Material:
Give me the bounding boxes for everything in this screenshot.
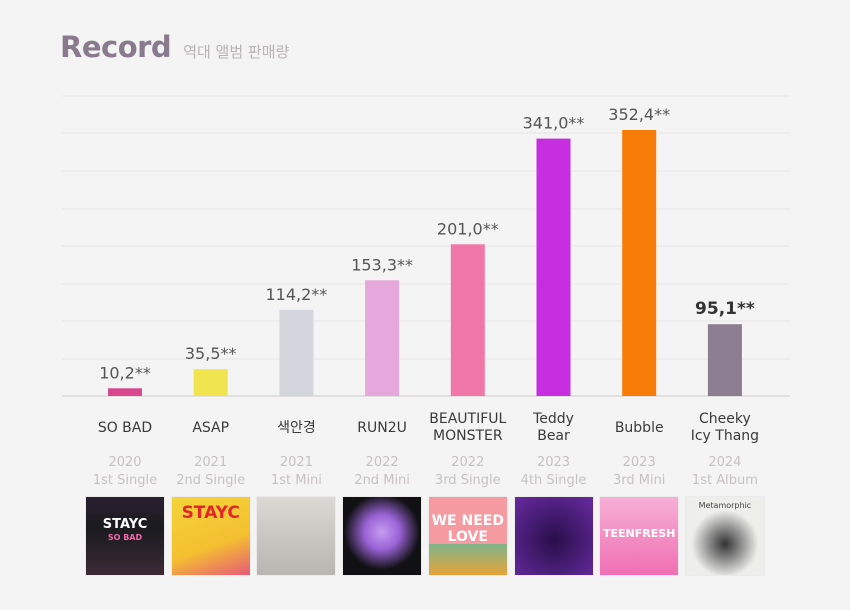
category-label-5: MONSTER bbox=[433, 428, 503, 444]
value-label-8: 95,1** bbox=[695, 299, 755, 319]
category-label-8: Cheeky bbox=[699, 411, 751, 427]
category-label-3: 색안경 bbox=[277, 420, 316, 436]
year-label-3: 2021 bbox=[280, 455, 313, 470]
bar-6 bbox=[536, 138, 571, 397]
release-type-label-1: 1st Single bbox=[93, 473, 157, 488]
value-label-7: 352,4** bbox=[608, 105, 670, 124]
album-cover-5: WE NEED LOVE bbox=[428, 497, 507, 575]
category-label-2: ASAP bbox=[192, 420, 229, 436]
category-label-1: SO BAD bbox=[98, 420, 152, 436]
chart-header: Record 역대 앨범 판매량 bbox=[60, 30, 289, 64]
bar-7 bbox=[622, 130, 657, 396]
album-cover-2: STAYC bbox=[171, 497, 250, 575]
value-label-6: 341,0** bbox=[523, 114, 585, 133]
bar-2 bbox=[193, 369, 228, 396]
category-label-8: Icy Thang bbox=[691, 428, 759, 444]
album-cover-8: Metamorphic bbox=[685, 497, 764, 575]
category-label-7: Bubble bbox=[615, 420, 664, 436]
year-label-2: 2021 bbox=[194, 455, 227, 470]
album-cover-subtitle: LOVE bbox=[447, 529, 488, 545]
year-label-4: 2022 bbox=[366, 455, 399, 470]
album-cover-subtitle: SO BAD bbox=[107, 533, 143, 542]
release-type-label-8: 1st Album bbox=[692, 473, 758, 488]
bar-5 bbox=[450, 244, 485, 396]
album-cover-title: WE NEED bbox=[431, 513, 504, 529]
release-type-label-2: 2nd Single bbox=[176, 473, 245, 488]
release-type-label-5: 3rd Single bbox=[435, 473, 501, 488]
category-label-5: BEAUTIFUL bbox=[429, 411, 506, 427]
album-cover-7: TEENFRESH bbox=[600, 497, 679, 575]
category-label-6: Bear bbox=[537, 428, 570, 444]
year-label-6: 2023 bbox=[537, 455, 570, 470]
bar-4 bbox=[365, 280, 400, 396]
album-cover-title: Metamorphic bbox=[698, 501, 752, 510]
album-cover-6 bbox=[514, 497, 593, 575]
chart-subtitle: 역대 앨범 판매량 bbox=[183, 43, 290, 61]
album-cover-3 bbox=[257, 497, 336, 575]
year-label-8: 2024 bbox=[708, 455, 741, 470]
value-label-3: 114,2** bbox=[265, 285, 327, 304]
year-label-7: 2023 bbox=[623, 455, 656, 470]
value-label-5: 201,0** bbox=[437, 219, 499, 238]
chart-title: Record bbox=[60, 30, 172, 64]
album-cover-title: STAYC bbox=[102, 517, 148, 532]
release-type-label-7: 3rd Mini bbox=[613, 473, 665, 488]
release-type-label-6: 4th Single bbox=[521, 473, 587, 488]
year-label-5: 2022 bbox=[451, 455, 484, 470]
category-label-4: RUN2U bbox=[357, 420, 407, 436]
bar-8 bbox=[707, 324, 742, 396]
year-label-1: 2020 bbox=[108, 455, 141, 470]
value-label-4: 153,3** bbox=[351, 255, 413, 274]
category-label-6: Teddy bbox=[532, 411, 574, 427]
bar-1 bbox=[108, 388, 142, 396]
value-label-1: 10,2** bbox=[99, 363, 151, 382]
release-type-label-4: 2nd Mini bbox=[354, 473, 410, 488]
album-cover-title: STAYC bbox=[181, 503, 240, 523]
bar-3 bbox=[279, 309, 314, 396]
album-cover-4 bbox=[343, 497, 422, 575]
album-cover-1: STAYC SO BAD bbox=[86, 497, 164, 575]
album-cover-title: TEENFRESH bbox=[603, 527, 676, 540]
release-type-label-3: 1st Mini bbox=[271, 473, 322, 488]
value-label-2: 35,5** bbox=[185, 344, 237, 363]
* * *
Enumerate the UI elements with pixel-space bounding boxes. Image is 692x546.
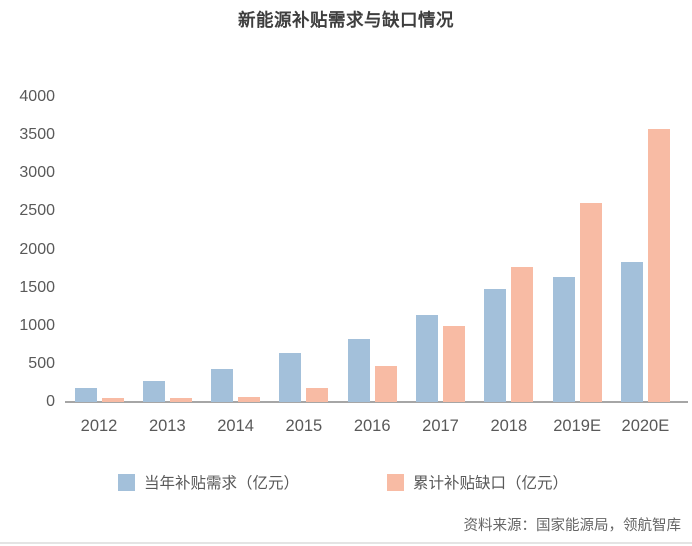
* * *
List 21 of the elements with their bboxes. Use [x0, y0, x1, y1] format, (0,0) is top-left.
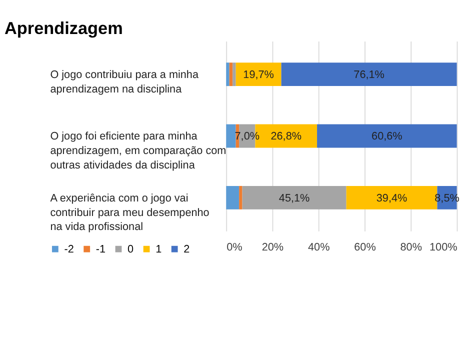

Exercise requirements:
Revise the part of the material that opens with the line containing "Give me the" and closes with the line containing "year-label-3: 2021 bbox=[280, 455, 313, 470]", replacing "category-label" with "name-label" and leaving everything else unchanged. Return only those lines, without the pictures.

Written solution:
Give me the bounding boxes for everything in this screenshot.
name-label-5: MONSTER bbox=[433, 428, 503, 444]
value-label-8: 95,1** bbox=[695, 299, 755, 319]
name-label-8: Cheeky bbox=[699, 411, 751, 427]
name-label-3: 색안경 bbox=[277, 420, 316, 436]
year-label-3: 2021 bbox=[280, 455, 313, 470]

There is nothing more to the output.